## [WHAT IS EXPECTED]
Give back the data word for word, starting at its first line and ending at the line that contains "rsi-ytick-label: 40 (36, 754, 54, 770)", including both.
◇ ◇ ◇ ◇
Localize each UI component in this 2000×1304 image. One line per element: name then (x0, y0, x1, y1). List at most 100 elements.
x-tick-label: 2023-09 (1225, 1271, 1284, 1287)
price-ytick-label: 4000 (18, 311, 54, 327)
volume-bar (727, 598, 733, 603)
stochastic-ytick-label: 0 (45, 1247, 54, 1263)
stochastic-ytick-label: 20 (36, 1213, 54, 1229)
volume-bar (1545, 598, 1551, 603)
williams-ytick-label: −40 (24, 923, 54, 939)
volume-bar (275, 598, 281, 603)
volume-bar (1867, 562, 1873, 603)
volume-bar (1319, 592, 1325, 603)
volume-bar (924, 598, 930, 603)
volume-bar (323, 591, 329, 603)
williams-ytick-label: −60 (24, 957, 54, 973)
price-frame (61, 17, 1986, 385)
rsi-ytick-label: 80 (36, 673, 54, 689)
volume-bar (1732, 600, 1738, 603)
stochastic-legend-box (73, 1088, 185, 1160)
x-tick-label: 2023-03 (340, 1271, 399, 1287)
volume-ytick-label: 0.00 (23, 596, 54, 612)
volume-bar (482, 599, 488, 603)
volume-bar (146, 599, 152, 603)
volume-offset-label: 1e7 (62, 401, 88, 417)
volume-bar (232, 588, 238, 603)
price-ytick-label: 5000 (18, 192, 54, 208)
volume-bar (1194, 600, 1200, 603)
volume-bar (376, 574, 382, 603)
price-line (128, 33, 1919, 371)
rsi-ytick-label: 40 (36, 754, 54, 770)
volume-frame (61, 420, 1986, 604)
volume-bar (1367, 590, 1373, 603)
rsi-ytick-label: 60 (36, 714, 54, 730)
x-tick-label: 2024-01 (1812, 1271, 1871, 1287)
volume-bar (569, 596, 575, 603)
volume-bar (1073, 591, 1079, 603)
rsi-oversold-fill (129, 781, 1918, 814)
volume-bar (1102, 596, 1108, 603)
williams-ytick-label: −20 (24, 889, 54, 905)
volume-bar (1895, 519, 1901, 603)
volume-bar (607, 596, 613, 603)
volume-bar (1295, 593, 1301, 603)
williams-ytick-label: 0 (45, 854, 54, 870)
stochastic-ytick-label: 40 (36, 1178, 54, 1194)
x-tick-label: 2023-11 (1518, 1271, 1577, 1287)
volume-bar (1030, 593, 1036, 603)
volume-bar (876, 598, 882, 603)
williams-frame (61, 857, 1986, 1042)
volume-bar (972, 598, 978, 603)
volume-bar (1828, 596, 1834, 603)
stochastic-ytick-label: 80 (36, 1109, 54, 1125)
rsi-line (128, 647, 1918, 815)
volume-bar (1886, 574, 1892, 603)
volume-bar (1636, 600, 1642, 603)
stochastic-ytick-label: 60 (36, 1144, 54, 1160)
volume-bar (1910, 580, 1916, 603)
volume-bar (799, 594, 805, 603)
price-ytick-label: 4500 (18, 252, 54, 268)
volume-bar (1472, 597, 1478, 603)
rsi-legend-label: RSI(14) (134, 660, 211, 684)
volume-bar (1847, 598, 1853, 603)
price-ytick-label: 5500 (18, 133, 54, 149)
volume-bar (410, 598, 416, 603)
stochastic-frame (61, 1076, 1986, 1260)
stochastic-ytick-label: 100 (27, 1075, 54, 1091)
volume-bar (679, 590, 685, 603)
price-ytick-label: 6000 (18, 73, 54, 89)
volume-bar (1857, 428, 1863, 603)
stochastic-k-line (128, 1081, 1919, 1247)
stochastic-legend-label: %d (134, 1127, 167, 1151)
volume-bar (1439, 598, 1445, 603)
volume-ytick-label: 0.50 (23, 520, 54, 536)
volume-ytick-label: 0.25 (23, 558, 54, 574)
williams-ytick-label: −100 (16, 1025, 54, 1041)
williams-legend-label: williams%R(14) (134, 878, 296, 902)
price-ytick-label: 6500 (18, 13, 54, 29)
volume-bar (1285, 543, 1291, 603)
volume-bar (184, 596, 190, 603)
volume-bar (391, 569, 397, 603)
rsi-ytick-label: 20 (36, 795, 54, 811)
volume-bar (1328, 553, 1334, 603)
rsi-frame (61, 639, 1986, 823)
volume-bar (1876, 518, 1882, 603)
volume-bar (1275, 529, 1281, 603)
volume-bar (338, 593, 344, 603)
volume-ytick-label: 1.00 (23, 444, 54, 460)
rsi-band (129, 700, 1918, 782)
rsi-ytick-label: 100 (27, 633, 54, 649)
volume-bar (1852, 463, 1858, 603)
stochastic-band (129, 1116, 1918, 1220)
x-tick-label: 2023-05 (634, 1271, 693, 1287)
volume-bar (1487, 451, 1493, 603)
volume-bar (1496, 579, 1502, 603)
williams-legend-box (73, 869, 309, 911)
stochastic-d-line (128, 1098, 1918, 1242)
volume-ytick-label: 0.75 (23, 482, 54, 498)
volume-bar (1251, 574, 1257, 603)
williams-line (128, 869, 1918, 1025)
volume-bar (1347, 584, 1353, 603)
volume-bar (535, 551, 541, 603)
◇ ◇ ◇ ◇
## [SOLUTION TO THIS EXERCISE]
Localize each UI component in this 2000×1304 image. One line per element: name then (x0, y0, x1, y1). List at most 100 elements.
x-tick-label: 2023-09 (1225, 1271, 1284, 1287)
price-ytick-label: 4000 (18, 311, 54, 327)
volume-bar (727, 598, 733, 603)
stochastic-ytick-label: 0 (45, 1247, 54, 1263)
stochastic-ytick-label: 20 (36, 1213, 54, 1229)
volume-bar (1545, 598, 1551, 603)
williams-ytick-label: −40 (24, 923, 54, 939)
volume-bar (275, 598, 281, 603)
volume-bar (1867, 562, 1873, 603)
volume-bar (1319, 592, 1325, 603)
volume-bar (924, 598, 930, 603)
volume-bar (323, 591, 329, 603)
williams-ytick-label: −60 (24, 957, 54, 973)
price-frame (61, 17, 1986, 385)
rsi-ytick-label: 80 (36, 673, 54, 689)
volume-bar (1732, 600, 1738, 603)
stochastic-legend-box (73, 1088, 185, 1160)
x-tick-label: 2023-03 (340, 1271, 399, 1287)
volume-ytick-label: 0.00 (23, 596, 54, 612)
volume-bar (482, 599, 488, 603)
volume-bar (146, 599, 152, 603)
volume-offset-label: 1e7 (62, 401, 88, 417)
volume-bar (232, 588, 238, 603)
price-ytick-label: 5000 (18, 192, 54, 208)
volume-bar (1194, 600, 1200, 603)
volume-bar (376, 574, 382, 603)
price-line (128, 33, 1919, 371)
rsi-ytick-label: 40 (36, 754, 54, 770)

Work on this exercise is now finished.